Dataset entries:
# # # # # # #

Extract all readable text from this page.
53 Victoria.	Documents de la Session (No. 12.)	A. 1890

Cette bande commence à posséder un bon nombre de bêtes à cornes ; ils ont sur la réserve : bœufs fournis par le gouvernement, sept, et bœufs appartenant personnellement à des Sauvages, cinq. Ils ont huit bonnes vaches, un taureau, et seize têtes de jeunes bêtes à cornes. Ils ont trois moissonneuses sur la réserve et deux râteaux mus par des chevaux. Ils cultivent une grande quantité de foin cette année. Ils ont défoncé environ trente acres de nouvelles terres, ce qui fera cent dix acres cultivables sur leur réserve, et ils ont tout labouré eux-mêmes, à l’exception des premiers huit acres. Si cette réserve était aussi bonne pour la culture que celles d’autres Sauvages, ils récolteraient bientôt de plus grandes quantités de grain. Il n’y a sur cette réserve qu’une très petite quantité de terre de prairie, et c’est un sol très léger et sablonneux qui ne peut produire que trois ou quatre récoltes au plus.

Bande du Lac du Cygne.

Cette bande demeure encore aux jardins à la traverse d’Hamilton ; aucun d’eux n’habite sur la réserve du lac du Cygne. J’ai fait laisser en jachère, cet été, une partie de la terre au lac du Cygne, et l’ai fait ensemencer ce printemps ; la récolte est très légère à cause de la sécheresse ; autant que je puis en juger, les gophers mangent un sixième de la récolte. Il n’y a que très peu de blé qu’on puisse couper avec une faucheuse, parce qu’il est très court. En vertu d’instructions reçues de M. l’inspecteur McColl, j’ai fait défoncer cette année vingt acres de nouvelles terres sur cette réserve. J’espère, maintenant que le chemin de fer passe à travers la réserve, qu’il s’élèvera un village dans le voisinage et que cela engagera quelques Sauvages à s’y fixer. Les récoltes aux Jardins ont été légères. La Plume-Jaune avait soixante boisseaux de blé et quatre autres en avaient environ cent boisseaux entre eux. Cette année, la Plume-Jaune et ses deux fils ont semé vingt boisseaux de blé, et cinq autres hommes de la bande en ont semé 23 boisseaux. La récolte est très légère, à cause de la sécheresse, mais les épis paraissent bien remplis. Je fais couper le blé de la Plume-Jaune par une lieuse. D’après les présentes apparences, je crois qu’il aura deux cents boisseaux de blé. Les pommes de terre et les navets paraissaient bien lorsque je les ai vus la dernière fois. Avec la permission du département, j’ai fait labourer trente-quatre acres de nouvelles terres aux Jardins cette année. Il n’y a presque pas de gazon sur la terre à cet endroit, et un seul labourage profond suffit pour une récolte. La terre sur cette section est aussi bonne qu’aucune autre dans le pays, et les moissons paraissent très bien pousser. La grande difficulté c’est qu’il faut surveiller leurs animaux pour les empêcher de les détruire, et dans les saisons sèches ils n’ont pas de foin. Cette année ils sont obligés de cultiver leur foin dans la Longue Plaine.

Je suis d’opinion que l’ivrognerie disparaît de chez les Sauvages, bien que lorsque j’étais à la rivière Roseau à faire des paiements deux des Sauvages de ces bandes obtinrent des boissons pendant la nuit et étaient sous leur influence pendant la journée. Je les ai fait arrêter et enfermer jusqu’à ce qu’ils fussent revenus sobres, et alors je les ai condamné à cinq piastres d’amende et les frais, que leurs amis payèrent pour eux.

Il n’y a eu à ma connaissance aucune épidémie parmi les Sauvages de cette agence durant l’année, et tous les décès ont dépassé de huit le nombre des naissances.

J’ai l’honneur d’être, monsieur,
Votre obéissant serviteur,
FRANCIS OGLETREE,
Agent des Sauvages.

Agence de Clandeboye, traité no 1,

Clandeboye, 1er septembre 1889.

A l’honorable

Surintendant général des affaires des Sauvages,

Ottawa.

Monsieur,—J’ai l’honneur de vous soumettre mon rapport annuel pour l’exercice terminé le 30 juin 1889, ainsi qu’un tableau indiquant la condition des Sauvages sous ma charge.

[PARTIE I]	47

# # # # # # #

**Objective:** All of the entries should be written out again exactly.

**Final result:**
Extract all readable text from this page.
53 Victoria.	Documents de la Session (No. 12.)	A. 1890

Cette bande commence à posséder un bon nombre de bêtes à cornes ; ils ont sur la réserve : bœufs fournis par le gouvernement, sept, et bœufs appartenant personnellement à des Sauvages, cinq. Ils ont huit bonnes vaches, un taureau, et seize têtes de jeunes bêtes à cornes. Ils ont trois moissonneuses sur la réserve et deux râteaux mus par des chevaux. Ils cultivent une grande quantité de foin cette année. Ils ont défoncé environ trente acres de nouvelles terres, ce qui fera cent dix acres cultivables sur leur réserve, et ils ont tout labouré eux-mêmes, à l’exception des premiers huit acres. Si cette réserve était aussi bonne pour la culture que celles d’autres Sauvages, ils récolteraient bientôt de plus grandes quantités de grain. Il n’y a sur cette réserve qu’une très petite quantité de terre de prairie, et c’est un sol très léger et sablonneux qui ne peut produire que trois ou quatre récoltes au plus.

Bande du Lac du Cygne.

Cette bande demeure encore aux jardins à la traverse d’Hamilton ; aucun d’eux n’habite sur la réserve du lac du Cygne. J’ai fait laisser en jachère, cet été, une partie de la terre au lac du Cygne, et l’ai fait ensemencer ce printemps ; la récolte est très légère à cause de la sécheresse ; autant que je puis en juger, les gophers mangent un sixième de la récolte. Il n’y a que très peu de blé qu’on puisse couper avec une faucheuse, parce qu’il est très court. En vertu d’instructions reçues de M. l’inspecteur McColl, j’ai fait défoncer cette année vingt acres de nouvelles terres sur cette réserve. J’espère, maintenant que le chemin de fer passe à travers la réserve, qu’il s’élèvera un village dans le voisinage et que cela engagera quelques Sauvages à s’y fixer. Les récoltes aux Jardins ont été légères. La Plume-Jaune avait soixante boisseaux de blé et quatre autres en avaient environ cent boisseaux entre eux. Cette année, la Plume-Jaune et ses deux fils ont semé vingt boisseaux de blé, et cinq autres hommes de la bande en ont semé 23 boisseaux. La récolte est très légère, à cause de la sécheresse, mais les épis paraissent bien remplis. Je fais couper le blé de la Plume-Jaune par une lieuse. D’après les présentes apparences, je crois qu’il aura deux cents boisseaux de blé. Les pommes de terre et les navets paraissaient bien lorsque je les ai vus la dernière fois. Avec la permission du département, j’ai fait labourer trente-quatre acres de nouvelles terres aux Jardins cette année. Il n’y a presque pas de gazon sur la terre à cet endroit, et un seul labourage profond suffit pour une récolte. La terre sur cette section est aussi bonne qu’aucune autre dans le pays, et les moissons paraissent très bien pousser. La grande difficulté c’est qu’il faut surveiller leurs animaux pour les empêcher de les détruire, et dans les saisons sèches ils n’ont pas de foin. Cette année ils sont obligés de cultiver leur foin dans la Longue Plaine.

Je suis d’opinion que l’ivrognerie disparaît de chez les Sauvages, bien que lorsque j’étais à la rivière Roseau à faire des paiements deux des Sauvages de ces bandes obtinrent des boissons pendant la nuit et étaient sous leur influence pendant la journée. Je les ai fait arrêter et enfermer jusqu’à ce qu’ils fussent revenus sobres, et alors je les ai condamné à cinq piastres d’amende et les frais, que leurs amis payèrent pour eux.

Il n’y a eu à ma connaissance aucune épidémie parmi les Sauvages de cette agence durant l’année, et tous les décès ont dépassé de huit le nombre des naissances.

J’ai l’honneur d’être, monsieur,
Votre obéissant serviteur,
FRANCIS OGLETREE,
Agent des Sauvages.

Agence de Clandeboye, traité no 1,

Clandeboye, 1er septembre 1889.

A l’honorable

Surintendant général des affaires des Sauvages,

Ottawa.

Monsieur,—J’ai l’honneur de vous soumettre mon rapport annuel pour l’exercice terminé le 30 juin 1889, ainsi qu’un tableau indiquant la condition des Sauvages sous ma charge.

[PARTIE I]	47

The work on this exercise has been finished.